» **Document text**:
Slain nuns remembered as 'earthly angels with hearts of pure gold'

The slaying of two nuns in Mississippi has rocked the community, where the women were regarded as some of the most friendly, helpful people in town.

The two nuns who were killed in Mississippi were by all accounts some of the most friendly, helpful people in town, cooking and caring for anyone in their poor community — making their slayings all the more puzzling.

Their car was found abandoned a mile away from their home, and there were signs of a break-in, but police haven't released any leads or suspects in the investigation.

The women, both 68 and nurse practitioners, were found dead Thursday morning when they didn't report to work at the nearby clinic where they provided flu shots, insulin and other medical care for children and adults who couldn't afford it.

They were identified as Sister Margaret Held and Sister Paula Merrill.

Dr. Elias Abboud, who worked with the sisters for years and helped build the Lexington Medical Clinic, said he's not sure what will happen to the facility in light of their deaths.

"I think the community is going to be different after this. You need somebody with that passion to love the people and work in the underserved area," Abboud said.

"For somebody to come and do this horrible act, we are all shocked," he added.

Authorities did not release a cause of death, but the Rev. Greg Plata said police told him the nuns were stabbed. Autopsies were to be done Friday.

"They were two of the sweetest, most gentle women you can imagine. Their vocation was helping the poor," said Plata, who oversees a 35-member Catholic church the sisters attended.

That sentiment has been echoed by many who knew and worked with the women.

"They were earthly angels with hearts of pure gold," Rosalind McChriston-Williams, a nurse who worked with them at UMMC Holmes County, told Mississipi's Clarion-Ledger.

“They have touched lives all the way out to Kosciusko,” added Queen Armstrong, a registered nurse with UMMC Holmes County. “Every town, they have touched someone’s life.”

If people needed help, “they would go above and beyond, whether you needed medicine or to keep your lights on,” she said. “That’s how they cared for people. The community has lost two great ladies.”

Maureen Smith, a spokeswoman for the Catholic Diocese of Jackson, said there were signs of a break-in at the home in Durant and the nuns' car was taken.

The abandoned Toyota Corolla was found undamaged late Thursday, barely a mile from the home and authorities were looking for clues inside it.

Abboud said the clinic provided about 25 percent of all the medical care in the county, which has a population of about 18,000, according to U.S. Census Bureau estimates for July 2015.

The two nuns provided almost all the care at the clinic and cultivated relationships with drug company representatives, who often left extra free samples, according to clinic manager Lisa Dew.

"I think their absence is going to be felt for a long, long time. Holmes County, it's one of the poorest in the state," Dew said. "There's a lot of people here who depended on them for their care and their medicines. It's going to be rough."

Authorities didn't release a motive and it wasn't clear if the nuns' religious work had anything to do with the slayings.

» **Data for analysis**:

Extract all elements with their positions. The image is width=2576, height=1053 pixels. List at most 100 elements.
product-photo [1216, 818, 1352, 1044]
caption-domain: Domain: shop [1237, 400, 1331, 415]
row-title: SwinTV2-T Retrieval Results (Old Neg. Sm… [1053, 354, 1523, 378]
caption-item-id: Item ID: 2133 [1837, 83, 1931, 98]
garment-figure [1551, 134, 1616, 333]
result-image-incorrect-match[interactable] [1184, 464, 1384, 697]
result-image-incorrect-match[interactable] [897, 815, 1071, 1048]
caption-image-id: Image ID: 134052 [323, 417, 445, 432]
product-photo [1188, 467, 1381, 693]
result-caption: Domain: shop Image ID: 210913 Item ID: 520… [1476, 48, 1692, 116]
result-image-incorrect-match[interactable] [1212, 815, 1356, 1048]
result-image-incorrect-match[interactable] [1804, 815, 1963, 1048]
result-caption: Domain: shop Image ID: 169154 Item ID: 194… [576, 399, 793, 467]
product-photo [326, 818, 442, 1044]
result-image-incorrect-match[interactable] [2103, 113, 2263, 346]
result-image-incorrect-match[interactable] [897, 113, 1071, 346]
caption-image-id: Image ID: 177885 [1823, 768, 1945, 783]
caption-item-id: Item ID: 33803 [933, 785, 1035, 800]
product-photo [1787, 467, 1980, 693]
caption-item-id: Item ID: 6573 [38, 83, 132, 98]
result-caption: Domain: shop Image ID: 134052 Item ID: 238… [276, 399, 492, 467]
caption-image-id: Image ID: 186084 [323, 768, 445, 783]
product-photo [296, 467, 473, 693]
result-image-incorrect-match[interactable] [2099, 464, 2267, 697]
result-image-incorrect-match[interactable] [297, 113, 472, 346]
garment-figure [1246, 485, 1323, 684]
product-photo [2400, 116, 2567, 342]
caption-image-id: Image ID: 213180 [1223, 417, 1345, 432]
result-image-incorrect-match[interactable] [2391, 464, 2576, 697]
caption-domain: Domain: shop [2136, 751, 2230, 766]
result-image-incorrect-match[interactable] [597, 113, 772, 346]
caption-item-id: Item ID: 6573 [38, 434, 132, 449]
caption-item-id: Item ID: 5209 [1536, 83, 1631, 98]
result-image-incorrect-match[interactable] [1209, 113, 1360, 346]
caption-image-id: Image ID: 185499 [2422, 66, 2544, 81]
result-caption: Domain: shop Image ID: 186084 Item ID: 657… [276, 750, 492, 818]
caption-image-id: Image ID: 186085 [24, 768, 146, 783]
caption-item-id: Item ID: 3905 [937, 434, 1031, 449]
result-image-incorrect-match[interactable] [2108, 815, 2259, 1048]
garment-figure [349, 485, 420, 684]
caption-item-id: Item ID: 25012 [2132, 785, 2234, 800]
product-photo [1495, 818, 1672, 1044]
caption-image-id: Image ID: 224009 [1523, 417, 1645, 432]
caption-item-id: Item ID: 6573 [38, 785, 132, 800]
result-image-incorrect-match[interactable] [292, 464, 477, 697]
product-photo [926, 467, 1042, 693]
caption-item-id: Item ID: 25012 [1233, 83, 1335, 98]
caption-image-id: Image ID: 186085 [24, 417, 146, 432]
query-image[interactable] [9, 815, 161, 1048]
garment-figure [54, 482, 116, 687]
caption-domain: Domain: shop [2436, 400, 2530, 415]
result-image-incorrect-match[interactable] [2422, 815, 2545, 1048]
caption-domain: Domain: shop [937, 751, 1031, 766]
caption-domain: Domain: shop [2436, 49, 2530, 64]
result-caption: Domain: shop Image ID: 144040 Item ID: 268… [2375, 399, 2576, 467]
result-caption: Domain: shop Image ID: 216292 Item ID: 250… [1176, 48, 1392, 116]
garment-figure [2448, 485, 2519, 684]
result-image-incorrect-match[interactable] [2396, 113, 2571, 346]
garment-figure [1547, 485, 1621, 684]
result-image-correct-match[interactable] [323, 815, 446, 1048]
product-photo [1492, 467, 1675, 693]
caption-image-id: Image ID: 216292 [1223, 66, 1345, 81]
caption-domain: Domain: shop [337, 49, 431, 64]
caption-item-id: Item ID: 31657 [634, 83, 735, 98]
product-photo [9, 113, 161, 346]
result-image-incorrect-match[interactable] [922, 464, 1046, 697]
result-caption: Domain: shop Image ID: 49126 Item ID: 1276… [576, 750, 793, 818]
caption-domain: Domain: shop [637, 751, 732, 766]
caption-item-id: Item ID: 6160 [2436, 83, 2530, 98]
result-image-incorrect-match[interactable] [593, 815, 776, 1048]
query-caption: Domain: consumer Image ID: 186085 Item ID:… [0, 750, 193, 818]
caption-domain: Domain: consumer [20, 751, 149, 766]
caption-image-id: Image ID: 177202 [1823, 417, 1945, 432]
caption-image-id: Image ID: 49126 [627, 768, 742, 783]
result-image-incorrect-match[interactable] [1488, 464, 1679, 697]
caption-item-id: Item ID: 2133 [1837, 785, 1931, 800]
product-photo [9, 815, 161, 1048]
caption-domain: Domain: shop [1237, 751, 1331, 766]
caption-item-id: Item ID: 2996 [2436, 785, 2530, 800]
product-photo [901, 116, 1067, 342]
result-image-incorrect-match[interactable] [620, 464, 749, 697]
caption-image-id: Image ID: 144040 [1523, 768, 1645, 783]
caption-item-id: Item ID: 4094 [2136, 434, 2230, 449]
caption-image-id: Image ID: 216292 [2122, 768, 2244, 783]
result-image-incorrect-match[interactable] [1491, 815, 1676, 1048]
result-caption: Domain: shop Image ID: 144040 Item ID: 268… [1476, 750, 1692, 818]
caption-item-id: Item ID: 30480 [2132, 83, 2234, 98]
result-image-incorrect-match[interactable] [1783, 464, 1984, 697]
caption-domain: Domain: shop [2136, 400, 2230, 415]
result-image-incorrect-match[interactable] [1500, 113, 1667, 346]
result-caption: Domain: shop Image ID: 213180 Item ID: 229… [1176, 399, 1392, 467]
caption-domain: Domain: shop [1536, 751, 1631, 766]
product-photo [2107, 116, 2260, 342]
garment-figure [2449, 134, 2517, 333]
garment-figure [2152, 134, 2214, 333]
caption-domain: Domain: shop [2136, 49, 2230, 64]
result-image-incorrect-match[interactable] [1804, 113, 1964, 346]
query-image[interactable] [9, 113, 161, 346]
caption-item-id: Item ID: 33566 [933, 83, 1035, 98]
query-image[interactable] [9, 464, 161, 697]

» **Exercise requirements**:
(A) According to the article on the slain nuns, why were their slayings all the more puzzling?
(B) Please transcribe the article on the slain nuns from "Slain nuns remembered" to "people in town.".
(C) How old were the two nuns, according to the article on the slain nuns?

» **Your responses**:
(A) By all accounts, the two nuns were some of the most friendly, helpful people in town. They cooked and cared for anyone in their poor community.

(B)
Slain nuns remembered as 'earthly angels with hearts of pure gold'

The slaying of two nuns in Mississippi has rocked the community, where the women were regarded as some of the most friendly, helpful people in town.

(C) Both were 68.